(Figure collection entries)
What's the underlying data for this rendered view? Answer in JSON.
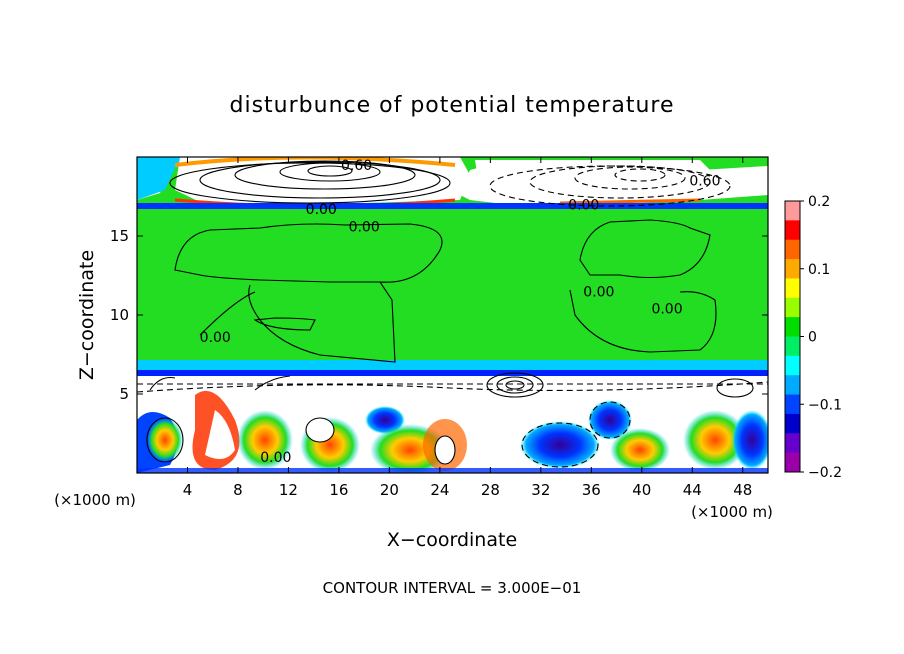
{
  "chart_data": {
    "type": "heatmap",
    "title": "disturbunce of potential temperature",
    "xlabel": "X−coordinate",
    "ylabel": "Z−coordinate",
    "x_unit_left": "(×1000 m)",
    "x_unit_right": "(×1000 m)",
    "xlim": [
      0,
      50
    ],
    "ylim": [
      0,
      20
    ],
    "x_ticks": [
      4,
      8,
      12,
      16,
      20,
      24,
      28,
      32,
      36,
      40,
      44,
      48
    ],
    "y_ticks": [
      5,
      10,
      15
    ],
    "colorbar": {
      "range": [
        -0.2,
        0.2
      ],
      "tick_values": [
        0.2,
        0.1,
        0,
        -0.1,
        -0.2
      ],
      "tick_labels": [
        "0.2",
        "0.1",
        "0",
        "−0.1",
        "−0.2"
      ],
      "colors": [
        "#ff9a9a",
        "#ff0000",
        "#ff6600",
        "#ffaa00",
        "#ffff00",
        "#99ff00",
        "#00dd00",
        "#00ee66",
        "#00ffff",
        "#00aaff",
        "#0044ff",
        "#0000cc",
        "#6600cc",
        "#9900aa"
      ]
    },
    "contour_labels": [
      {
        "text": "0.60",
        "x": 17.4,
        "y": 19.5
      },
      {
        "text": "0.60",
        "x": 45.0,
        "y": 18.5
      },
      {
        "text": "0.00",
        "x": 14.6,
        "y": 16.7
      },
      {
        "text": "0.00",
        "x": 35.4,
        "y": 17.0
      },
      {
        "text": "0.00",
        "x": 18.0,
        "y": 15.6
      },
      {
        "text": "0.00",
        "x": 36.6,
        "y": 11.5
      },
      {
        "text": "0.00",
        "x": 42.0,
        "y": 10.4
      },
      {
        "text": "0.00",
        "x": 6.2,
        "y": 8.6
      },
      {
        "text": "0.00",
        "x": 11.0,
        "y": 1.0
      }
    ],
    "contour_interval_text": "CONTOUR INTERVAL = 3.000E−01"
  }
}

Task goal: All of the records need repeating exactly, except for the pictures.

Worked solution:
What's the underlying data for this rendered view? Answer in JSON.
{
  "chart_data": {
    "type": "heatmap",
    "title": "disturbunce of potential temperature",
    "xlabel": "X−coordinate",
    "ylabel": "Z−coordinate",
    "x_unit_left": "(×1000 m)",
    "x_unit_right": "(×1000 m)",
    "xlim": [
      0,
      50
    ],
    "ylim": [
      0,
      20
    ],
    "x_ticks": [
      4,
      8,
      12,
      16,
      20,
      24,
      28,
      32,
      36,
      40,
      44,
      48
    ],
    "y_ticks": [
      5,
      10,
      15
    ],
    "colorbar": {
      "range": [
        -0.2,
        0.2
      ],
      "tick_values": [
        0.2,
        0.1,
        0,
        -0.1,
        -0.2
      ],
      "tick_labels": [
        "0.2",
        "0.1",
        "0",
        "−0.1",
        "−0.2"
      ],
      "colors": [
        "#ff9a9a",
        "#ff0000",
        "#ff6600",
        "#ffaa00",
        "#ffff00",
        "#99ff00",
        "#00dd00",
        "#00ee66",
        "#00ffff",
        "#00aaff",
        "#0044ff",
        "#0000cc",
        "#6600cc",
        "#9900aa"
      ]
    },
    "contour_labels": [
      {
        "text": "0.60",
        "x": 17.4,
        "y": 19.5
      },
      {
        "text": "0.60",
        "x": 45.0,
        "y": 18.5
      },
      {
        "text": "0.00",
        "x": 14.6,
        "y": 16.7
      },
      {
        "text": "0.00",
        "x": 35.4,
        "y": 17.0
      },
      {
        "text": "0.00",
        "x": 18.0,
        "y": 15.6
      },
      {
        "text": "0.00",
        "x": 36.6,
        "y": 11.5
      },
      {
        "text": "0.00",
        "x": 42.0,
        "y": 10.4
      },
      {
        "text": "0.00",
        "x": 6.2,
        "y": 8.6
      },
      {
        "text": "0.00",
        "x": 11.0,
        "y": 1.0
      }
    ],
    "contour_interval_text": "CONTOUR INTERVAL = 3.000E−01"
  }
}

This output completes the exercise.